— EXERCISE TASK —
Give every line of the material again, exactly as written.

— SUPPLIED RECORDS —

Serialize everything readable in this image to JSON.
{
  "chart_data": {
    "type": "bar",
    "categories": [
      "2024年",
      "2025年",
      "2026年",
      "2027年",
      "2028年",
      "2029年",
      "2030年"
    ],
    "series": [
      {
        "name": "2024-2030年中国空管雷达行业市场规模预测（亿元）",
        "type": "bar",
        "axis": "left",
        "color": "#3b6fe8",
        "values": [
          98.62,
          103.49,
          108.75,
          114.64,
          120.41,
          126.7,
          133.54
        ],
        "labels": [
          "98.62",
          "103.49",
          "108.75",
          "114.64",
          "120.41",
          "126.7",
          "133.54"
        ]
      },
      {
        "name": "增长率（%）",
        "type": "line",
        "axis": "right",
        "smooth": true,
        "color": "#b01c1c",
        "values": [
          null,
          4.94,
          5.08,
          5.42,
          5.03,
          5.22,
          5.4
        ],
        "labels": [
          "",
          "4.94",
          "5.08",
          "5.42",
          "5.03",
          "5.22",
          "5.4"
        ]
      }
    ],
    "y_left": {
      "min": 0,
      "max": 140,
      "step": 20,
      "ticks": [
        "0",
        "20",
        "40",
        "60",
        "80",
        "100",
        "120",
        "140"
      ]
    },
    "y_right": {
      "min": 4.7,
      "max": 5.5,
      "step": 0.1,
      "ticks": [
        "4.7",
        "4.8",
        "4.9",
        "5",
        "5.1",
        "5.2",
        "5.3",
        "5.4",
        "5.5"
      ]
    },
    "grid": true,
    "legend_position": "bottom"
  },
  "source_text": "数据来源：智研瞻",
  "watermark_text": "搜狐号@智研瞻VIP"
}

— OUTPUT OF THE TASK —
Serialize everything readable in this image to JSON.
{
  "chart_data": {
    "type": "bar",
    "categories": [
      "2024年",
      "2025年",
      "2026年",
      "2027年",
      "2028年",
      "2029年",
      "2030年"
    ],
    "series": [
      {
        "name": "2024-2030年中国空管雷达行业市场规模预测（亿元）",
        "type": "bar",
        "axis": "left",
        "color": "#3b6fe8",
        "values": [
          98.62,
          103.49,
          108.75,
          114.64,
          120.41,
          126.7,
          133.54
        ],
        "labels": [
          "98.62",
          "103.49",
          "108.75",
          "114.64",
          "120.41",
          "126.7",
          "133.54"
        ]
      },
      {
        "name": "增长率（%）",
        "type": "line",
        "axis": "right",
        "smooth": true,
        "color": "#b01c1c",
        "values": [
          null,
          4.94,
          5.08,
          5.42,
          5.03,
          5.22,
          5.4
        ],
        "labels": [
          "",
          "4.94",
          "5.08",
          "5.42",
          "5.03",
          "5.22",
          "5.4"
        ]
      }
    ],
    "y_left": {
      "min": 0,
      "max": 140,
      "step": 20,
      "ticks": [
        "0",
        "20",
        "40",
        "60",
        "80",
        "100",
        "120",
        "140"
      ]
    },
    "y_right": {
      "min": 4.7,
      "max": 5.5,
      "step": 0.1,
      "ticks": [
        "4.7",
        "4.8",
        "4.9",
        "5",
        "5.1",
        "5.2",
        "5.3",
        "5.4",
        "5.5"
      ]
    },
    "grid": true,
    "legend_position": "bottom"
  },
  "source_text": "数据来源：智研瞻",
  "watermark_text": "搜狐号@智研瞻VIP"
}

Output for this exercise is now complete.